● Set task
Lines that contain the string "MLKL" are to be copied; leave out all others.

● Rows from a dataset
►

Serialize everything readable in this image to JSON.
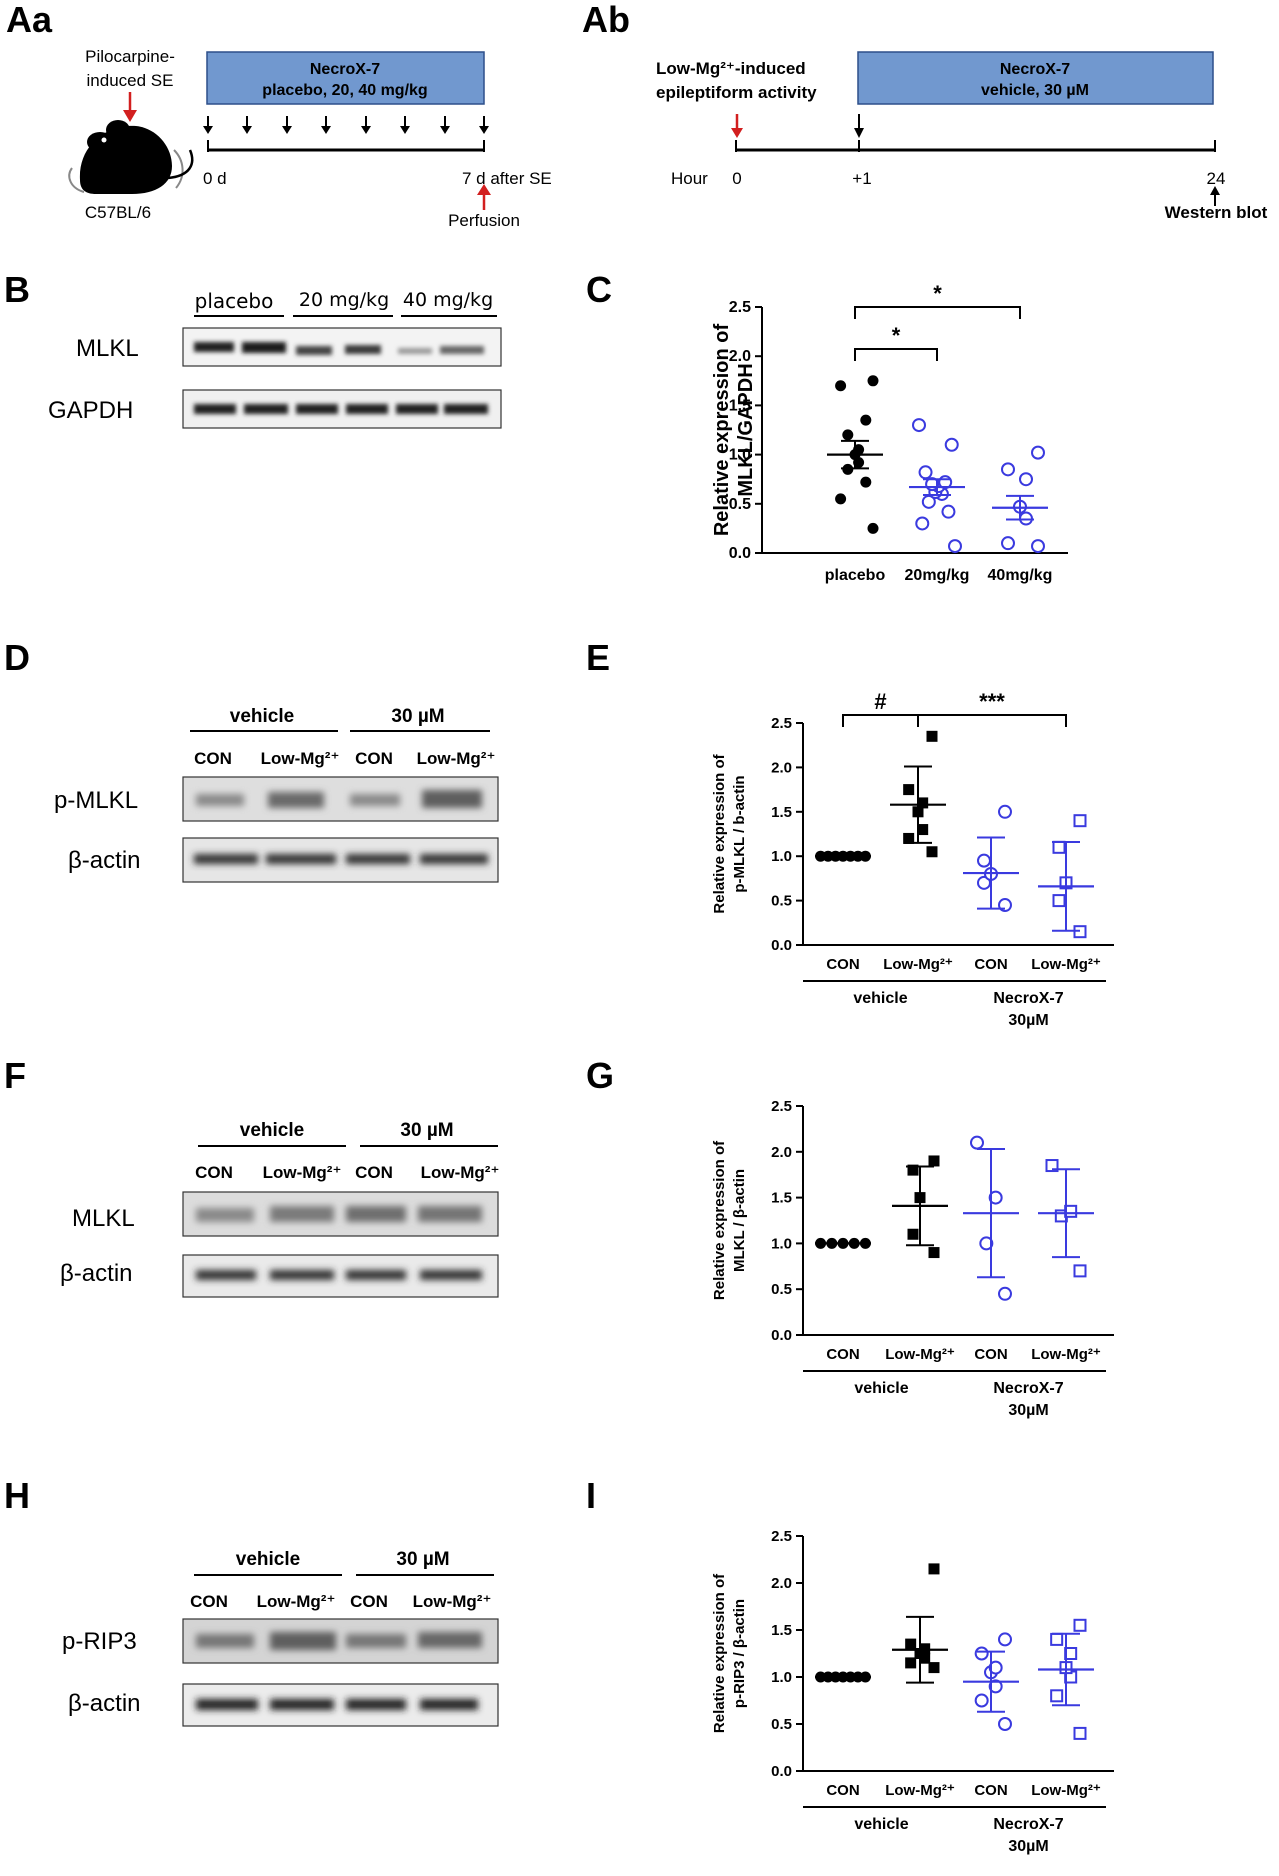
{
  "panels": {
    "Aa": {
      "label": "Aa",
      "pilocarpine": [
        "Pilocarpine-",
        "induced SE"
      ],
      "strain": "C57BL/6",
      "box": [
        "NecroX-7",
        "placebo, 20, 40 mg/kg"
      ],
      "start": "0 d",
      "end": "7 d after SE",
      "perfusion": "Perfusion"
    },
    "Ab": {
      "label": "Ab",
      "induce": [
        "Low-Mg²⁺-induced",
        "epileptiform activity"
      ],
      "box": [
        "NecroX-7",
        "vehicle, 30 µM"
      ],
      "hour": "Hour",
      "ticks": [
        "0",
        "+1",
        "24"
      ],
      "western": "Western blot"
    },
    "B": {
      "label": "B",
      "groups": [
        "placebo",
        "20 mg/kg",
        "40 mg/kg"
      ],
      "rows": [
        "MLKL",
        "GAPDH"
      ]
    },
    "D": {
      "label": "D",
      "groups": [
        "vehicle",
        "30 µM"
      ],
      "lanes": [
        "CON",
        "Low-Mg²⁺",
        "CON",
        "Low-Mg²⁺"
      ],
      "rows": [
        "p-MLKL",
        "β-actin"
      ]
    },
    "F": {
      "label": "F",
      "groups": [
        "vehicle",
        "30 µM"
      ],
      "lanes": [
        "CON",
        "Low-Mg²⁺",
        "CON",
        "Low-Mg²⁺"
      ],
      "rows": [
        "MLKL",
        "β-actin"
      ]
    },
    "H": {
      "label": "H",
      "groups": [
        "vehicle",
        "30 µM"
      ],
      "lanes": [
        "CON",
        "Low-Mg²⁺",
        "CON",
        "Low-Mg²⁺"
      ],
      "rows": [
        "p-RIP3",
        "β-actin"
      ]
    }
  },
  "chart_data": [
    {
      "panel": "C",
      "type": "scatter",
      "ylabel": [
        "Relative expression of",
        "MLKL/GAPDH"
      ],
      "ylim": [
        0,
        2.5
      ],
      "yticks": [
        "0.0",
        "0.5",
        "1.0",
        "1.5",
        "2.0",
        "2.5"
      ],
      "categories": [
        "placebo",
        "20mg/kg",
        "40mg/kg"
      ],
      "groups": [
        {
          "points": [
            0.25,
            0.55,
            0.72,
            0.85,
            0.92,
            1.0,
            1.05,
            1.2,
            1.35,
            1.7,
            1.75
          ],
          "mean": 1.0,
          "sem": 0.14,
          "color": "#000000",
          "shape": "filled-circle"
        },
        {
          "points": [
            0.07,
            0.3,
            0.42,
            0.52,
            0.6,
            0.62,
            0.68,
            0.7,
            0.72,
            0.82,
            1.1,
            1.3
          ],
          "mean": 0.67,
          "sem": 0.08,
          "color": "#3a3adf",
          "shape": "open-circle"
        },
        {
          "points": [
            0.07,
            0.1,
            0.35,
            0.47,
            0.75,
            0.85,
            1.02
          ],
          "mean": 0.46,
          "sem": 0.12,
          "color": "#3a3adf",
          "shape": "open-circle"
        }
      ],
      "significance": [
        {
          "from": 0,
          "to": 1,
          "label": "*"
        },
        {
          "from": 0,
          "to": 2,
          "label": "*"
        }
      ]
    },
    {
      "panel": "E",
      "type": "scatter",
      "ylabel": [
        "Relative expression of",
        "p-MLKL / b-actin"
      ],
      "ylim": [
        0,
        2.5
      ],
      "yticks": [
        "0.0",
        "0.5",
        "1.0",
        "1.5",
        "2.0",
        "2.5"
      ],
      "categories": [
        "CON",
        "Low-Mg²⁺",
        "CON",
        "Low-Mg²⁺"
      ],
      "group_labels": [
        [
          "vehicle"
        ],
        [
          "NecroX-7",
          "30µM"
        ]
      ],
      "groups": [
        {
          "points": [
            1.0,
            1.0,
            1.0,
            1.0,
            1.0,
            1.0,
            1.0
          ],
          "mean": 1.0,
          "sd": 0.0,
          "color": "#000000",
          "shape": "filled-circle"
        },
        {
          "points": [
            1.05,
            1.2,
            1.3,
            1.5,
            1.6,
            1.75,
            2.35
          ],
          "mean": 1.58,
          "sd": 0.43,
          "color": "#000000",
          "shape": "filled-square"
        },
        {
          "points": [
            0.45,
            0.7,
            0.8,
            0.95,
            1.5
          ],
          "mean": 0.81,
          "sd": 0.4,
          "color": "#3a3adf",
          "shape": "open-circle"
        },
        {
          "points": [
            0.15,
            0.5,
            0.7,
            1.1,
            1.4
          ],
          "mean": 0.66,
          "sd": 0.5,
          "color": "#3a3adf",
          "shape": "open-square"
        }
      ],
      "significance": [
        {
          "from": 0,
          "to": 1,
          "label": "#"
        },
        {
          "from": 1,
          "to": 3,
          "label": "***"
        }
      ]
    },
    {
      "panel": "G",
      "type": "scatter",
      "ylabel": [
        "Relative expression of",
        "MLKL / β-actin"
      ],
      "ylim": [
        0,
        2.5
      ],
      "yticks": [
        "0.0",
        "0.5",
        "1.0",
        "1.5",
        "2.0",
        "2.5"
      ],
      "categories": [
        "CON",
        "Low-Mg²⁺",
        "CON",
        "Low-Mg²⁺"
      ],
      "group_labels": [
        [
          "vehicle"
        ],
        [
          "NecroX-7",
          "30µM"
        ]
      ],
      "groups": [
        {
          "points": [
            1.0,
            1.0,
            1.0,
            1.0,
            1.0
          ],
          "mean": 1.0,
          "sd": 0.0,
          "color": "#000000",
          "shape": "filled-circle"
        },
        {
          "points": [
            0.9,
            1.1,
            1.5,
            1.8,
            1.9
          ],
          "mean": 1.41,
          "sd": 0.43,
          "color": "#000000",
          "shape": "filled-square"
        },
        {
          "points": [
            0.45,
            1.0,
            1.5,
            2.1
          ],
          "mean": 1.33,
          "sd": 0.7,
          "color": "#3a3adf",
          "shape": "open-circle"
        },
        {
          "points": [
            0.7,
            1.3,
            1.35,
            1.85
          ],
          "mean": 1.33,
          "sd": 0.48,
          "color": "#3a3adf",
          "shape": "open-square"
        }
      ]
    },
    {
      "panel": "I",
      "type": "scatter",
      "ylabel": [
        "Relative expression of",
        "p-RIP3 / β-actin"
      ],
      "ylim": [
        0,
        2.5
      ],
      "yticks": [
        "0.0",
        "0.5",
        "1.0",
        "1.5",
        "2.0",
        "2.5"
      ],
      "categories": [
        "CON",
        "Low-Mg²⁺",
        "CON",
        "Low-Mg²⁺"
      ],
      "group_labels": [
        [
          "vehicle"
        ],
        [
          "NecroX-7",
          "30µM"
        ]
      ],
      "groups": [
        {
          "points": [
            1.0,
            1.0,
            1.0,
            1.0,
            1.0,
            1.0,
            1.0
          ],
          "mean": 1.0,
          "sd": 0.0,
          "color": "#000000",
          "shape": "filled-circle"
        },
        {
          "points": [
            1.1,
            1.15,
            1.2,
            1.25,
            1.3,
            1.35,
            2.15
          ],
          "mean": 1.29,
          "sd": 0.35,
          "color": "#000000",
          "shape": "filled-square"
        },
        {
          "points": [
            0.5,
            0.75,
            0.9,
            1.05,
            1.1,
            1.25,
            1.4
          ],
          "mean": 0.95,
          "sd": 0.32,
          "color": "#3a3adf",
          "shape": "open-circle"
        },
        {
          "points": [
            0.4,
            0.8,
            1.0,
            1.1,
            1.25,
            1.4,
            1.55
          ],
          "mean": 1.08,
          "sd": 0.38,
          "color": "#3a3adf",
          "shape": "open-square"
        }
      ]
    }
  ]
}
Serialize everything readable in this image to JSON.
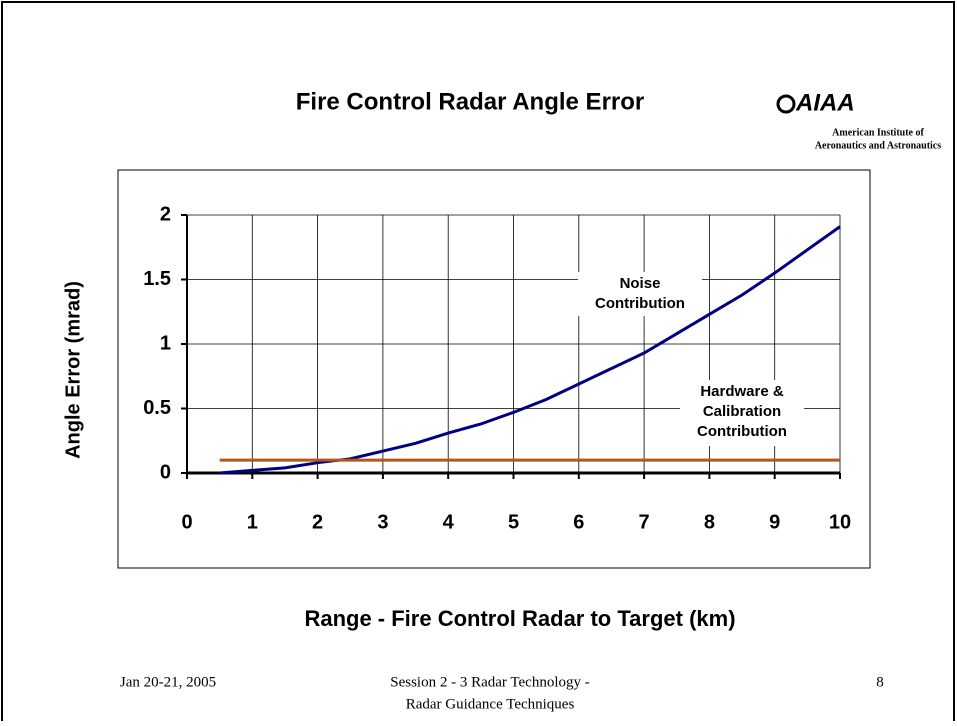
{
  "chart_data": {
    "type": "line",
    "title": "Fire Control Radar Angle Error",
    "x_label": "Range - Fire Control Radar to Target (km)",
    "y_label": "Angle Error (mrad)",
    "x": [
      0.5,
      1,
      1.5,
      2,
      2.5,
      3,
      3.5,
      4,
      4.5,
      5,
      5.5,
      6,
      6.5,
      7,
      7.5,
      8,
      8.5,
      9,
      9.5,
      10
    ],
    "series": [
      {
        "color": "#000080",
        "values": [
          0,
          0.02,
          0.04,
          0.08,
          0.11,
          0.17,
          0.23,
          0.31,
          0.38,
          0.47,
          0.57,
          0.69,
          0.81,
          0.93,
          1.08,
          1.23,
          1.38,
          1.55,
          1.73,
          1.91
        ]
      },
      {
        "color": "#b5541c",
        "values": [
          0.1,
          0.1,
          0.1,
          0.1,
          0.1,
          0.1,
          0.1,
          0.1,
          0.1,
          0.1,
          0.1,
          0.1,
          0.1,
          0.1,
          0.1,
          0.1,
          0.1,
          0.1,
          0.1,
          0.1
        ]
      }
    ],
    "annotations": [
      {
        "lines": [
          "Noise",
          "Contribution"
        ]
      },
      {
        "lines": [
          "Hardware &",
          "Calibration",
          "Contribution"
        ]
      }
    ],
    "xlim": [
      0,
      10
    ],
    "xticks": [
      0,
      1,
      2,
      3,
      4,
      5,
      6,
      7,
      8,
      9,
      10
    ],
    "ylim": [
      0,
      2
    ],
    "yticks": [
      0,
      0.5,
      1,
      1.5,
      2
    ],
    "grid": true
  },
  "logo": {
    "name": "AIAA",
    "lines": [
      "American Institute of",
      "Aeronautics and Astronautics"
    ]
  },
  "footer": {
    "date": "Jan 20-21, 2005",
    "session": [
      "Session 2 - 3  Radar Technology -",
      "Radar Guidance Techniques"
    ],
    "page": "8"
  }
}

◄

● Result below
        "MLKL",
        "p-MLKL",
        "MLKL",
        "MLKL/GAPDH"
        "p-MLKL / b-actin"
        "MLKL / β-actin"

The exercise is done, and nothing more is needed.